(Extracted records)
::::::

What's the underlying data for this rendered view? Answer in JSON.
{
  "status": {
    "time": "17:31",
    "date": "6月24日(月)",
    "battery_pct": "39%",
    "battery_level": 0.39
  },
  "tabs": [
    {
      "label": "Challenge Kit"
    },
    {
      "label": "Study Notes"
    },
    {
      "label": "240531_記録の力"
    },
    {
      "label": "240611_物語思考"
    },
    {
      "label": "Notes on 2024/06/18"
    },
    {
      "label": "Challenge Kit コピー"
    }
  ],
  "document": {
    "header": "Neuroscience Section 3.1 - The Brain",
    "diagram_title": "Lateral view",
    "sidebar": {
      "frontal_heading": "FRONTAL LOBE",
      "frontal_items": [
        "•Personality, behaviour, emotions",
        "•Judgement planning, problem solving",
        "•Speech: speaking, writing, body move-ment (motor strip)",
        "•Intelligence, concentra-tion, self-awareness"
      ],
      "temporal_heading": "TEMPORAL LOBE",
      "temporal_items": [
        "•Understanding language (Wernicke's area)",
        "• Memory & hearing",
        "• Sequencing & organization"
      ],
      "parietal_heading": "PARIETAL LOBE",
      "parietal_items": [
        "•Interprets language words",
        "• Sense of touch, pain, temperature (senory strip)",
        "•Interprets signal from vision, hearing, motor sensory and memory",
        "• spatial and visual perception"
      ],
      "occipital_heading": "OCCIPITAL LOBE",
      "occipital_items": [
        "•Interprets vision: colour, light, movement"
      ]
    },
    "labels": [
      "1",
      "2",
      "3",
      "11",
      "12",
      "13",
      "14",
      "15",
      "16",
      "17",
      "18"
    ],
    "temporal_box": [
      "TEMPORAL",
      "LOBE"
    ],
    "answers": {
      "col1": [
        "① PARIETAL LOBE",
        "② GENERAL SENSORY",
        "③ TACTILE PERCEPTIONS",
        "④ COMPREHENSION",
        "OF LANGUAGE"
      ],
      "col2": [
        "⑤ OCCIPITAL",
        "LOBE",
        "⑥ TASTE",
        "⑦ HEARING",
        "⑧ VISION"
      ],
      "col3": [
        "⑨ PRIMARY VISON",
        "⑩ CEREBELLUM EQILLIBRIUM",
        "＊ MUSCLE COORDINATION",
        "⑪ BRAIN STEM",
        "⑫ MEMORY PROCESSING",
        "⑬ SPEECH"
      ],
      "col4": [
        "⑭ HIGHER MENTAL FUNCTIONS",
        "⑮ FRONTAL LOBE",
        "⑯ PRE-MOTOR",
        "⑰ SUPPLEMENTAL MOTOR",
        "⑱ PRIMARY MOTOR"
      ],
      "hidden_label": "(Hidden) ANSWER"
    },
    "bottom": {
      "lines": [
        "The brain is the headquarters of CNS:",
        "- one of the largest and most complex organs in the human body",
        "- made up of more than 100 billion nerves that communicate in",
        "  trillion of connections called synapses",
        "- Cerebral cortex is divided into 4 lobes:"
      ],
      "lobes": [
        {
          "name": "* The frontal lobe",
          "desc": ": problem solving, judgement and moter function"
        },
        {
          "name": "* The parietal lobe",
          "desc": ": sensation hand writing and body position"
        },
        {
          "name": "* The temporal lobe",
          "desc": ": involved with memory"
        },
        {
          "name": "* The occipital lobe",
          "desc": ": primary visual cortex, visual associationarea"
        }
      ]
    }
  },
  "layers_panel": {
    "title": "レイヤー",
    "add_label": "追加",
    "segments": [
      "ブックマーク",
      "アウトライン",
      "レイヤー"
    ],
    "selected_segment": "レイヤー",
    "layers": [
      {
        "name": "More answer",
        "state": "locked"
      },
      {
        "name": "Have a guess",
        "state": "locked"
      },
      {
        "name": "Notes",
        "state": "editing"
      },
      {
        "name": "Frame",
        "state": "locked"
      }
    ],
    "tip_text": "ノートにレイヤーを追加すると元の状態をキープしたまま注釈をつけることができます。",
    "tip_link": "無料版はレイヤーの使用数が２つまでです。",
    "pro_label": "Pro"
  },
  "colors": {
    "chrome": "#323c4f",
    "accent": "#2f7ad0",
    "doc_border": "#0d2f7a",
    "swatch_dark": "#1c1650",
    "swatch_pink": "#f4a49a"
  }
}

::::::

EXERCISE INSTRUCTIONS: Across the records, how many lines contain "solving"? Only the number should be given.

EXERCISE SOLUTION: 2